→ Exercise directions:
Locate the line that contains "Read all visible content and emit it as JSON.". Print it and each following line through the end of the listing, verbatim, and nothing more.

*****

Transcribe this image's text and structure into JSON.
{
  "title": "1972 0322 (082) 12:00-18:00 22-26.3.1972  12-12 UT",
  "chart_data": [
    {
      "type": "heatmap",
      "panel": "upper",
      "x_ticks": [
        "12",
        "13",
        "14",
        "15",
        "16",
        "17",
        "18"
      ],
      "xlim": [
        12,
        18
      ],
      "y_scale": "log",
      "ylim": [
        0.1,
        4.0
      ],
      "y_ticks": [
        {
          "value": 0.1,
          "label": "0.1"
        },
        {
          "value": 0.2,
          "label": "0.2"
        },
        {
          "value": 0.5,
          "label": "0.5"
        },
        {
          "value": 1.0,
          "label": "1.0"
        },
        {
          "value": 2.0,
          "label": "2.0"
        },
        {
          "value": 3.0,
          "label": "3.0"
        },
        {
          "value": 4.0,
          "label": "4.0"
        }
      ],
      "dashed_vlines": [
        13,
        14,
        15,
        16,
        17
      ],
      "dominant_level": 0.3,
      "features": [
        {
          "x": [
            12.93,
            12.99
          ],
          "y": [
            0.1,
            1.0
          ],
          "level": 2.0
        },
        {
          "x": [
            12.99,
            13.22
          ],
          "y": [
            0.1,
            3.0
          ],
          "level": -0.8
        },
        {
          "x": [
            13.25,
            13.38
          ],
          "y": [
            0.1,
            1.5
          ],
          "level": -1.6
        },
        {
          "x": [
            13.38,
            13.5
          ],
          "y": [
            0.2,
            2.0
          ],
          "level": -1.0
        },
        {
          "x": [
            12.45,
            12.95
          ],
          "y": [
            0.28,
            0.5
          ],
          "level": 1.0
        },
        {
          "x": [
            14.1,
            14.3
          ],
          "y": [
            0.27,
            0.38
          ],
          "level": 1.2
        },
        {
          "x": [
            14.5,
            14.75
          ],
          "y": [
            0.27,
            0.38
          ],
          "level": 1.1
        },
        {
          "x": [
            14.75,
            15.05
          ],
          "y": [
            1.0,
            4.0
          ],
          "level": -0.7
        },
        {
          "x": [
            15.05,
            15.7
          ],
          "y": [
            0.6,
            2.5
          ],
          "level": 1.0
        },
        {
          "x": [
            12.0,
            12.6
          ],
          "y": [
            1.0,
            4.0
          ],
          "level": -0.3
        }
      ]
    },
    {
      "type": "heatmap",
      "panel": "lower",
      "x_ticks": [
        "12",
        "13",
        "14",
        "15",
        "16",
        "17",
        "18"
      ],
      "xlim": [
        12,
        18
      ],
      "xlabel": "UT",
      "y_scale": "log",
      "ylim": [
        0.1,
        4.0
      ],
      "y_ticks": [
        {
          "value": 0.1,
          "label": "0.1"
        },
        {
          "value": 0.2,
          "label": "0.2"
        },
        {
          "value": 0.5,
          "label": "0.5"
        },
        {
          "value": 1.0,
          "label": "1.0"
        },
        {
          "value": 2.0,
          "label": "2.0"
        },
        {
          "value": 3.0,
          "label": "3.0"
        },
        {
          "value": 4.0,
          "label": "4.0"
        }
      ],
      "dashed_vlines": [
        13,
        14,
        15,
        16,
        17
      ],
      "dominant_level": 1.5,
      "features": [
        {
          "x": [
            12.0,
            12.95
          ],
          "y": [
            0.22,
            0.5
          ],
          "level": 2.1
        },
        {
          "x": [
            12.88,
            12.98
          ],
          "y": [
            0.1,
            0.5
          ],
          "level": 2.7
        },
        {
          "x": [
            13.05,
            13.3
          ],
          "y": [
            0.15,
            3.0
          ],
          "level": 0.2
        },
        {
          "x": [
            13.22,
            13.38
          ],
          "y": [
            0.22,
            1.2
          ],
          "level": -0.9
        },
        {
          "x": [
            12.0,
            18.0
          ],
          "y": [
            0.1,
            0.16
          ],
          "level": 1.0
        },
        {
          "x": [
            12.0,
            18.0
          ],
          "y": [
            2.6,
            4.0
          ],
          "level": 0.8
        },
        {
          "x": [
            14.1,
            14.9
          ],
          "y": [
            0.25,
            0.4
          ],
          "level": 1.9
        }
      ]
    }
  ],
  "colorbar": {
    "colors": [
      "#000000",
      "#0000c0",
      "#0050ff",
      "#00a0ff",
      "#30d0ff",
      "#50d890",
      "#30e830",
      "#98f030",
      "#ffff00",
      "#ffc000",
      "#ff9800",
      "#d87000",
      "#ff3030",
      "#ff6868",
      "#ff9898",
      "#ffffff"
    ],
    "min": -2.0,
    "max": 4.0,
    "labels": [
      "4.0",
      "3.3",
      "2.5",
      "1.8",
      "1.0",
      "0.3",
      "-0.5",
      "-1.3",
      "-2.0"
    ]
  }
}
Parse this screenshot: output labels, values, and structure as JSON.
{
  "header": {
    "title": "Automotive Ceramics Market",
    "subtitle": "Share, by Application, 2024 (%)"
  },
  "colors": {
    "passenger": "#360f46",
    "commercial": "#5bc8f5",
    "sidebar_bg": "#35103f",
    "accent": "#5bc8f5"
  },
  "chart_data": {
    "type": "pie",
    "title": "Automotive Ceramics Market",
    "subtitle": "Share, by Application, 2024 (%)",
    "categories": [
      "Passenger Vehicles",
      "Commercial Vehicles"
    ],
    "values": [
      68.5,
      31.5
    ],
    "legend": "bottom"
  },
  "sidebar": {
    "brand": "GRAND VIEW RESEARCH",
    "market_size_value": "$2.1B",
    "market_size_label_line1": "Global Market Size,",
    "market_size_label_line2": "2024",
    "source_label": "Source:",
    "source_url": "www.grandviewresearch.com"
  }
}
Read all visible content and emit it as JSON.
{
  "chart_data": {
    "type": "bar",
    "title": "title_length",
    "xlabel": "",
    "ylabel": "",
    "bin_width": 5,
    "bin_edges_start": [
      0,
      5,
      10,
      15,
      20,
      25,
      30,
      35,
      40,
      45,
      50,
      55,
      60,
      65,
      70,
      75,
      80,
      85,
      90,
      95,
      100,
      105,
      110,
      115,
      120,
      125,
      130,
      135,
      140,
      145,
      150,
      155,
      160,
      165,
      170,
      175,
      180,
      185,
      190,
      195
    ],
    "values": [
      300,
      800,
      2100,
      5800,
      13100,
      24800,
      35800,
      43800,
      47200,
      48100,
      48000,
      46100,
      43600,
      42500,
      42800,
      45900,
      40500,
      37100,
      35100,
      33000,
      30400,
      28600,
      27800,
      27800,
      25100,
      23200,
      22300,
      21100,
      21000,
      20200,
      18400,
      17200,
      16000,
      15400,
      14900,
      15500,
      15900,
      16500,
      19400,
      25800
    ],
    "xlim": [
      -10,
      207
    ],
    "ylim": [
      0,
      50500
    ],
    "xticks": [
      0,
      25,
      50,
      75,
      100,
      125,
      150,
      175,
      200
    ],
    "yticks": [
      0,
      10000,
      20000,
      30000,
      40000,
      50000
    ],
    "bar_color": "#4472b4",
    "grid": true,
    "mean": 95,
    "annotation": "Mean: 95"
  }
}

*****

→ Finished answer:
Read all visible content and emit it as JSON.
{
  "chart_data": {
    "type": "bar",
    "title": "title_length",
    "xlabel": "",
    "ylabel": "",
    "bin_width": 5,
    "bin_edges_start": [
      0,
      5,
      10,
      15,
      20,
      25,
      30,
      35,
      40,
      45,
      50,
      55,
      60,
      65,
      70,
      75,
      80,
      85,
      90,
      95,
      100,
      105,
      110,
      115,
      120,
      125,
      130,
      135,
      140,
      145,
      150,
      155,
      160,
      165,
      170,
      175,
      180,
      185,
      190,
      195
    ],
    "values": [
      300,
      800,
      2100,
      5800,
      13100,
      24800,
      35800,
      43800,
      47200,
      48100,
      48000,
      46100,
      43600,
      42500,
      42800,
      45900,
      40500,
      37100,
      35100,
      33000,
      30400,
      28600,
      27800,
      27800,
      25100,
      23200,
      22300,
      21100,
      21000,
      20200,
      18400,
      17200,
      16000,
      15400,
      14900,
      15500,
      15900,
      16500,
      19400,
      25800
    ],
    "xlim": [
      -10,
      207
    ],
    "ylim": [
      0,
      50500
    ],
    "xticks": [
      0,
      25,
      50,
      75,
      100,
      125,
      150,
      175,
      200
    ],
    "yticks": [
      0,
      10000,
      20000,
      30000,
      40000,
      50000
    ],
    "bar_color": "#4472b4",
    "grid": true,
    "mean": 95,
    "annotation": "Mean: 95"
  }
}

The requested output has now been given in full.